[start of Data supplied]

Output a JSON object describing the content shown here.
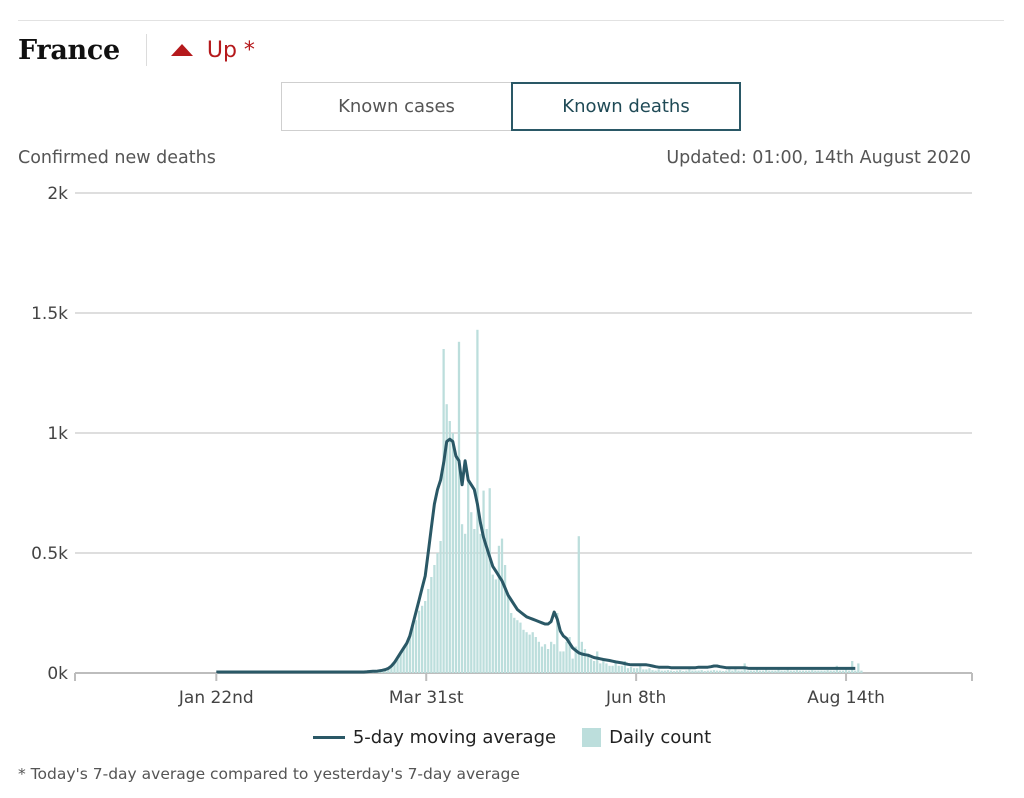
{
  "header": {
    "country": "France",
    "trend_label": "Up *"
  },
  "toggle": {
    "cases_label": "Known cases",
    "deaths_label": "Known deaths",
    "active": "Known deaths"
  },
  "subtitle": "Confirmed new deaths",
  "updated": "Updated: 01:00, 14th August 2020",
  "footnote": "* Today's 7-day average compared to yesterday's 7-day average",
  "colors": {
    "line": "#2a5866",
    "bars": "#bcdedc",
    "trend": "#b5191c"
  },
  "chart_data": {
    "type": "bar+line",
    "x_start": "2020-01-22",
    "x_end": "2020-08-14",
    "xlim": [
      "2019-12-07",
      "2020-09-24"
    ],
    "x_ticks": [
      "Jan 22nd",
      "Mar 31st",
      "Jun 8th",
      "Aug 14th"
    ],
    "ylim": [
      0,
      2000
    ],
    "y_ticks": [
      "0k",
      "0.5k",
      "1k",
      "1.5k",
      "2k"
    ],
    "grid": true,
    "legend": [
      "5-day moving average",
      "Daily count"
    ],
    "series": [
      {
        "name": "Daily count",
        "kind": "bar",
        "values": [
          0,
          0,
          0,
          0,
          0,
          0,
          0,
          0,
          0,
          0,
          0,
          0,
          0,
          0,
          0,
          0,
          0,
          0,
          0,
          0,
          0,
          0,
          0,
          0,
          0,
          0,
          0,
          0,
          0,
          0,
          0,
          0,
          0,
          0,
          0,
          0,
          0,
          0,
          0,
          0,
          0,
          0,
          0,
          0,
          0,
          0,
          0,
          0,
          0,
          1,
          2,
          3,
          3,
          5,
          7,
          10,
          15,
          25,
          40,
          60,
          80,
          100,
          120,
          150,
          200,
          220,
          260,
          280,
          300,
          350,
          400,
          450,
          500,
          550,
          1350,
          1120,
          1050,
          1000,
          900,
          1380,
          620,
          580,
          800,
          670,
          600,
          1430,
          580,
          760,
          600,
          770,
          410,
          390,
          530,
          560,
          450,
          320,
          250,
          230,
          220,
          210,
          180,
          170,
          160,
          170,
          150,
          130,
          110,
          120,
          100,
          130,
          120,
          250,
          90,
          90,
          130,
          150,
          60,
          110,
          570,
          130,
          100,
          80,
          60,
          50,
          90,
          40,
          60,
          40,
          30,
          30,
          45,
          30,
          30,
          50,
          20,
          25,
          20,
          20,
          30,
          15,
          15,
          20,
          12,
          10,
          15,
          10,
          10,
          12,
          10,
          8,
          10,
          12,
          8,
          10,
          15,
          10,
          10,
          10,
          12,
          8,
          10,
          10,
          12,
          10,
          10,
          8,
          10,
          15,
          10,
          15,
          10,
          10,
          40,
          10,
          10,
          10,
          20,
          10,
          10,
          15,
          10,
          10,
          10,
          20,
          10,
          10,
          15,
          10,
          10,
          12,
          10,
          10,
          10,
          10,
          12,
          10,
          10,
          10,
          10,
          12,
          10,
          10,
          30,
          10,
          10,
          15,
          10,
          50,
          10,
          40,
          10
        ]
      },
      {
        "name": "5-day moving average",
        "kind": "line",
        "values": [
          0,
          0,
          0,
          0,
          0,
          0,
          0,
          0,
          0,
          0,
          0,
          0,
          0,
          0,
          0,
          0,
          0,
          0,
          0,
          0,
          0,
          0,
          0,
          0,
          0,
          0,
          0,
          0,
          0,
          0,
          0,
          0,
          0,
          0,
          0,
          0,
          0,
          0,
          0,
          0,
          0,
          0,
          0,
          0,
          0,
          0,
          0,
          0,
          0,
          1,
          2,
          3,
          3,
          5,
          7,
          10,
          15,
          25,
          40,
          60,
          80,
          100,
          120,
          150,
          200,
          250,
          300,
          350,
          400,
          500,
          600,
          700,
          760,
          800,
          870,
          960,
          970,
          960,
          900,
          880,
          780,
          880,
          800,
          780,
          760,
          700,
          620,
          560,
          520,
          480,
          440,
          420,
          400,
          380,
          350,
          320,
          300,
          280,
          260,
          250,
          240,
          230,
          225,
          220,
          215,
          210,
          205,
          200,
          200,
          210,
          250,
          220,
          170,
          150,
          140,
          120,
          100,
          90,
          80,
          75,
          72,
          70,
          65,
          60,
          58,
          55,
          52,
          50,
          48,
          45,
          42,
          40,
          38,
          35,
          32,
          30,
          30,
          30,
          30,
          30,
          30,
          28,
          25,
          22,
          20,
          20,
          20,
          20,
          18,
          18,
          18,
          18,
          18,
          18,
          18,
          18,
          18,
          20,
          20,
          20,
          20,
          22,
          25,
          25,
          22,
          20,
          18,
          18,
          18,
          18,
          18,
          18,
          18,
          16,
          15,
          15,
          15,
          15,
          15,
          15,
          15,
          15,
          15,
          15,
          15,
          15,
          15,
          15,
          15,
          15,
          15,
          15,
          15,
          15,
          15,
          15,
          15,
          15,
          15,
          15,
          15,
          15,
          15,
          15,
          15,
          15,
          15,
          15,
          15
        ]
      }
    ]
  }
}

[end of Data supplied]

(Your objective): Write the records out once more, exactly as they appear, with no pictures.

(Expected answer):
Output a JSON object describing the content shown here.
{
  "header": {
    "country": "France",
    "trend_label": "Up *"
  },
  "toggle": {
    "cases_label": "Known cases",
    "deaths_label": "Known deaths",
    "active": "Known deaths"
  },
  "subtitle": "Confirmed new deaths",
  "updated": "Updated: 01:00, 14th August 2020",
  "footnote": "* Today's 7-day average compared to yesterday's 7-day average",
  "colors": {
    "line": "#2a5866",
    "bars": "#bcdedc",
    "trend": "#b5191c"
  },
  "chart_data": {
    "type": "bar+line",
    "x_start": "2020-01-22",
    "x_end": "2020-08-14",
    "xlim": [
      "2019-12-07",
      "2020-09-24"
    ],
    "x_ticks": [
      "Jan 22nd",
      "Mar 31st",
      "Jun 8th",
      "Aug 14th"
    ],
    "ylim": [
      0,
      2000
    ],
    "y_ticks": [
      "0k",
      "0.5k",
      "1k",
      "1.5k",
      "2k"
    ],
    "grid": true,
    "legend": [
      "5-day moving average",
      "Daily count"
    ],
    "series": [
      {
        "name": "Daily count",
        "kind": "bar",
        "values": [
          0,
          0,
          0,
          0,
          0,
          0,
          0,
          0,
          0,
          0,
          0,
          0,
          0,
          0,
          0,
          0,
          0,
          0,
          0,
          0,
          0,
          0,
          0,
          0,
          0,
          0,
          0,
          0,
          0,
          0,
          0,
          0,
          0,
          0,
          0,
          0,
          0,
          0,
          0,
          0,
          0,
          0,
          0,
          0,
          0,
          0,
          0,
          0,
          0,
          1,
          2,
          3,
          3,
          5,
          7,
          10,
          15,
          25,
          40,
          60,
          80,
          100,
          120,
          150,
          200,
          220,
          260,
          280,
          300,
          350,
          400,
          450,
          500,
          550,
          1350,
          1120,
          1050,
          1000,
          900,
          1380,
          620,
          580,
          800,
          670,
          600,
          1430,
          580,
          760,
          600,
          770,
          410,
          390,
          530,
          560,
          450,
          320,
          250,
          230,
          220,
          210,
          180,
          170,
          160,
          170,
          150,
          130,
          110,
          120,
          100,
          130,
          120,
          250,
          90,
          90,
          130,
          150,
          60,
          110,
          570,
          130,
          100,
          80,
          60,
          50,
          90,
          40,
          60,
          40,
          30,
          30,
          45,
          30,
          30,
          50,
          20,
          25,
          20,
          20,
          30,
          15,
          15,
          20,
          12,
          10,
          15,
          10,
          10,
          12,
          10,
          8,
          10,
          12,
          8,
          10,
          15,
          10,
          10,
          10,
          12,
          8,
          10,
          10,
          12,
          10,
          10,
          8,
          10,
          15,
          10,
          15,
          10,
          10,
          40,
          10,
          10,
          10,
          20,
          10,
          10,
          15,
          10,
          10,
          10,
          20,
          10,
          10,
          15,
          10,
          10,
          12,
          10,
          10,
          10,
          10,
          12,
          10,
          10,
          10,
          10,
          12,
          10,
          10,
          30,
          10,
          10,
          15,
          10,
          50,
          10,
          40,
          10
        ]
      },
      {
        "name": "5-day moving average",
        "kind": "line",
        "values": [
          0,
          0,
          0,
          0,
          0,
          0,
          0,
          0,
          0,
          0,
          0,
          0,
          0,
          0,
          0,
          0,
          0,
          0,
          0,
          0,
          0,
          0,
          0,
          0,
          0,
          0,
          0,
          0,
          0,
          0,
          0,
          0,
          0,
          0,
          0,
          0,
          0,
          0,
          0,
          0,
          0,
          0,
          0,
          0,
          0,
          0,
          0,
          0,
          0,
          1,
          2,
          3,
          3,
          5,
          7,
          10,
          15,
          25,
          40,
          60,
          80,
          100,
          120,
          150,
          200,
          250,
          300,
          350,
          400,
          500,
          600,
          700,
          760,
          800,
          870,
          960,
          970,
          960,
          900,
          880,
          780,
          880,
          800,
          780,
          760,
          700,
          620,
          560,
          520,
          480,
          440,
          420,
          400,
          380,
          350,
          320,
          300,
          280,
          260,
          250,
          240,
          230,
          225,
          220,
          215,
          210,
          205,
          200,
          200,
          210,
          250,
          220,
          170,
          150,
          140,
          120,
          100,
          90,
          80,
          75,
          72,
          70,
          65,
          60,
          58,
          55,
          52,
          50,
          48,
          45,
          42,
          40,
          38,
          35,
          32,
          30,
          30,
          30,
          30,
          30,
          30,
          28,
          25,
          22,
          20,
          20,
          20,
          20,
          18,
          18,
          18,
          18,
          18,
          18,
          18,
          18,
          18,
          20,
          20,
          20,
          20,
          22,
          25,
          25,
          22,
          20,
          18,
          18,
          18,
          18,
          18,
          18,
          18,
          16,
          15,
          15,
          15,
          15,
          15,
          15,
          15,
          15,
          15,
          15,
          15,
          15,
          15,
          15,
          15,
          15,
          15,
          15,
          15,
          15,
          15,
          15,
          15,
          15,
          15,
          15,
          15,
          15,
          15,
          15,
          15,
          15,
          15,
          15,
          15
        ]
      }
    ]
  }
}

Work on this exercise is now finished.